- [Task description]: Will you copy out every line of the data below, word for word and unchanged?

- [The records]:
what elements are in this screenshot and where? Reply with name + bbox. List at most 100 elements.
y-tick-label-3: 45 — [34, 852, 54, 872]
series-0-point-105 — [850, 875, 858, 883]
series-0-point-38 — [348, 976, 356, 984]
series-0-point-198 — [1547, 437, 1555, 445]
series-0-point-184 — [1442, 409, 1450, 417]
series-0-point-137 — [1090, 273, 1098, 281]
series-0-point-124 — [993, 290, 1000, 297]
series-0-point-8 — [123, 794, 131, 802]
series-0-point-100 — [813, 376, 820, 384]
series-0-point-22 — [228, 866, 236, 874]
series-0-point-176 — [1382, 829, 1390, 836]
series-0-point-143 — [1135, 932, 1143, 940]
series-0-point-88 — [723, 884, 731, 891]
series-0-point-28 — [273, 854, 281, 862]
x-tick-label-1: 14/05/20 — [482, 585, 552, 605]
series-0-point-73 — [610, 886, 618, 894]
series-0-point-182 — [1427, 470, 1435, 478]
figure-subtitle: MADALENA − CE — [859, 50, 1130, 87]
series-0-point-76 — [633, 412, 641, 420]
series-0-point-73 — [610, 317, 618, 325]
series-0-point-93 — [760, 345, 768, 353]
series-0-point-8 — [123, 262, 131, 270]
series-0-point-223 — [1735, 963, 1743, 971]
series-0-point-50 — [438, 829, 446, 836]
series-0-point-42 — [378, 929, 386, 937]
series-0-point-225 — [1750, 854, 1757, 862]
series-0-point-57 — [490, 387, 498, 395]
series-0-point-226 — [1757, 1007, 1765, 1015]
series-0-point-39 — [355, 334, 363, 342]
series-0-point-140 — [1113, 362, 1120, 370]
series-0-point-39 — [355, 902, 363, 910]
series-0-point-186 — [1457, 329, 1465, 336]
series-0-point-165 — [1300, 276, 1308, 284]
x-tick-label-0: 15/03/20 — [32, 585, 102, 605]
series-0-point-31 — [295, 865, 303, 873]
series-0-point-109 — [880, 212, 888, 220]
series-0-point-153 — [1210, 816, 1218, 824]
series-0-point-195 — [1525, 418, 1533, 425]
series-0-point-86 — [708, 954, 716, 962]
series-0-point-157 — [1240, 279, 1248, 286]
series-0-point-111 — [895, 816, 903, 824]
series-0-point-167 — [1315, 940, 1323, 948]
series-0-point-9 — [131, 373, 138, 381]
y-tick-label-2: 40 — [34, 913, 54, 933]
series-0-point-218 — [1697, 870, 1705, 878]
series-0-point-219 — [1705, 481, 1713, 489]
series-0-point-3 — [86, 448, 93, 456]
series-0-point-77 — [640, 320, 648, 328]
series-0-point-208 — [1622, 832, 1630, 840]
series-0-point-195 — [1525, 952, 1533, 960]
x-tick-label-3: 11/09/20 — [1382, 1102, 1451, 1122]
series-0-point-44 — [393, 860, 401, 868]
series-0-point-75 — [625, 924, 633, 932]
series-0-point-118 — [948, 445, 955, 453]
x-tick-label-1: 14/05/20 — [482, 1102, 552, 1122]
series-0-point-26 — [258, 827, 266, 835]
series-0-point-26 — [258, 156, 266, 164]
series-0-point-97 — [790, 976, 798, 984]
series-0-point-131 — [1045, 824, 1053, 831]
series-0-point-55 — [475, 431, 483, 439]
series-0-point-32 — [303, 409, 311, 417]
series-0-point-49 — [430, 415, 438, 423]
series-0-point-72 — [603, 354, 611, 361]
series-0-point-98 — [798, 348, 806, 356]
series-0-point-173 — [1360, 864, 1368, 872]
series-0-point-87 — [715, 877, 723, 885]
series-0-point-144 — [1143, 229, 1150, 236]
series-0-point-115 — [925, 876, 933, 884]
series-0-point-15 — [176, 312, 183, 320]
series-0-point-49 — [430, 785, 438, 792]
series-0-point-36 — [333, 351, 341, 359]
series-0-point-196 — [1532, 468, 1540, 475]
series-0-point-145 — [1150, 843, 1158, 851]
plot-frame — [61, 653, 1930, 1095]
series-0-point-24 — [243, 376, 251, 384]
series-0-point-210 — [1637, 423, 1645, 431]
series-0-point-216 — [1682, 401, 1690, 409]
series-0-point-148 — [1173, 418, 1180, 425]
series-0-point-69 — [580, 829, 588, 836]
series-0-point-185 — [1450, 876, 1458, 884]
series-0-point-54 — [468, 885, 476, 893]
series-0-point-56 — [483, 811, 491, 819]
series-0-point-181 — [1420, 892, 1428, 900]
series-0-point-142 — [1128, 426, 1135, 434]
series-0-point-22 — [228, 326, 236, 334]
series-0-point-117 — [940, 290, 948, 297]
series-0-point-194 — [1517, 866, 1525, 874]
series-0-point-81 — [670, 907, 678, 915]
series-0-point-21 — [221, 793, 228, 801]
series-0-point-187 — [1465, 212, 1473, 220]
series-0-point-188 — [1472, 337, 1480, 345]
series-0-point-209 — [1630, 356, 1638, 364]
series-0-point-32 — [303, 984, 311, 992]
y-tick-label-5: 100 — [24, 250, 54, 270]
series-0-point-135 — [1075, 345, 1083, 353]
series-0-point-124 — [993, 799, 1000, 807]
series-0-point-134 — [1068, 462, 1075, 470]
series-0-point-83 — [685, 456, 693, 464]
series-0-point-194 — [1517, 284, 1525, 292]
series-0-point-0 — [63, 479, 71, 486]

- [Solution]:
what elements are in this screenshot and where? Reply with name + bbox. List at most 100 elements.
y-tick-label-3: 45 — [34, 852, 54, 872]
series-0-point-105 — [850, 875, 858, 883]
series-0-point-38 — [348, 976, 356, 984]
series-0-point-198 — [1547, 437, 1555, 445]
series-0-point-184 — [1442, 409, 1450, 417]
series-0-point-137 — [1090, 273, 1098, 281]
series-0-point-124 — [993, 290, 1000, 297]
series-0-point-8 — [123, 794, 131, 802]
series-0-point-100 — [813, 376, 820, 384]
series-0-point-22 — [228, 866, 236, 874]
series-0-point-176 — [1382, 829, 1390, 836]
series-0-point-143 — [1135, 932, 1143, 940]
series-0-point-88 — [723, 884, 731, 891]
series-0-point-28 — [273, 854, 281, 862]
x-tick-label-1: 14/05/20 — [482, 585, 552, 605]
series-0-point-73 — [610, 886, 618, 894]
series-0-point-182 — [1427, 470, 1435, 478]
figure-subtitle: MADALENA − CE — [859, 50, 1130, 87]
series-0-point-76 — [633, 412, 641, 420]
series-0-point-73 — [610, 317, 618, 325]
series-0-point-93 — [760, 345, 768, 353]
series-0-point-8 — [123, 262, 131, 270]
series-0-point-223 — [1735, 963, 1743, 971]
series-0-point-50 — [438, 829, 446, 836]
series-0-point-42 — [378, 929, 386, 937]
series-0-point-225 — [1750, 854, 1757, 862]
series-0-point-57 — [490, 387, 498, 395]
series-0-point-226 — [1757, 1007, 1765, 1015]
series-0-point-39 — [355, 334, 363, 342]
series-0-point-140 — [1113, 362, 1120, 370]
series-0-point-39 — [355, 902, 363, 910]
series-0-point-186 — [1457, 329, 1465, 336]
series-0-point-165 — [1300, 276, 1308, 284]
x-tick-label-0: 15/03/20 — [32, 585, 102, 605]
series-0-point-31 — [295, 865, 303, 873]
series-0-point-109 — [880, 212, 888, 220]
series-0-point-153 — [1210, 816, 1218, 824]
series-0-point-195 — [1525, 418, 1533, 425]
series-0-point-86 — [708, 954, 716, 962]
series-0-point-157 — [1240, 279, 1248, 286]
series-0-point-111 — [895, 816, 903, 824]
series-0-point-167 — [1315, 940, 1323, 948]
series-0-point-9 — [131, 373, 138, 381]
y-tick-label-2: 40 — [34, 913, 54, 933]
series-0-point-218 — [1697, 870, 1705, 878]
series-0-point-219 — [1705, 481, 1713, 489]
series-0-point-3 — [86, 448, 93, 456]
series-0-point-77 — [640, 320, 648, 328]
series-0-point-208 — [1622, 832, 1630, 840]
series-0-point-195 — [1525, 952, 1533, 960]
x-tick-label-3: 11/09/20 — [1382, 1102, 1451, 1122]
series-0-point-44 — [393, 860, 401, 868]
series-0-point-75 — [625, 924, 633, 932]
series-0-point-118 — [948, 445, 955, 453]
x-tick-label-1: 14/05/20 — [482, 1102, 552, 1122]
series-0-point-26 — [258, 827, 266, 835]
series-0-point-26 — [258, 156, 266, 164]
series-0-point-97 — [790, 976, 798, 984]
series-0-point-131 — [1045, 824, 1053, 831]
series-0-point-55 — [475, 431, 483, 439]
series-0-point-32 — [303, 409, 311, 417]
series-0-point-49 — [430, 415, 438, 423]
series-0-point-72 — [603, 354, 611, 361]
series-0-point-98 — [798, 348, 806, 356]
series-0-point-173 — [1360, 864, 1368, 872]
series-0-point-87 — [715, 877, 723, 885]
series-0-point-144 — [1143, 229, 1150, 236]
series-0-point-115 — [925, 876, 933, 884]
series-0-point-15 — [176, 312, 183, 320]
series-0-point-49 — [430, 785, 438, 792]
series-0-point-36 — [333, 351, 341, 359]
series-0-point-196 — [1532, 468, 1540, 475]
series-0-point-145 — [1150, 843, 1158, 851]
plot-frame — [61, 653, 1930, 1095]
series-0-point-24 — [243, 376, 251, 384]
series-0-point-210 — [1637, 423, 1645, 431]
series-0-point-216 — [1682, 401, 1690, 409]
series-0-point-148 — [1173, 418, 1180, 425]
series-0-point-69 — [580, 829, 588, 836]
series-0-point-185 — [1450, 876, 1458, 884]
series-0-point-54 — [468, 885, 476, 893]
series-0-point-56 — [483, 811, 491, 819]
series-0-point-181 — [1420, 892, 1428, 900]
series-0-point-142 — [1128, 426, 1135, 434]
series-0-point-22 — [228, 326, 236, 334]
series-0-point-117 — [940, 290, 948, 297]
series-0-point-194 — [1517, 866, 1525, 874]
series-0-point-81 — [670, 907, 678, 915]
series-0-point-21 — [221, 793, 228, 801]
series-0-point-187 — [1465, 212, 1473, 220]
series-0-point-188 — [1472, 337, 1480, 345]
series-0-point-209 — [1630, 356, 1638, 364]
series-0-point-32 — [303, 984, 311, 992]
y-tick-label-5: 100 — [24, 250, 54, 270]
series-0-point-135 — [1075, 345, 1083, 353]
series-0-point-124 — [993, 799, 1000, 807]
series-0-point-134 — [1068, 462, 1075, 470]
series-0-point-83 — [685, 456, 693, 464]
series-0-point-194 — [1517, 284, 1525, 292]
series-0-point-0 — [63, 479, 71, 486]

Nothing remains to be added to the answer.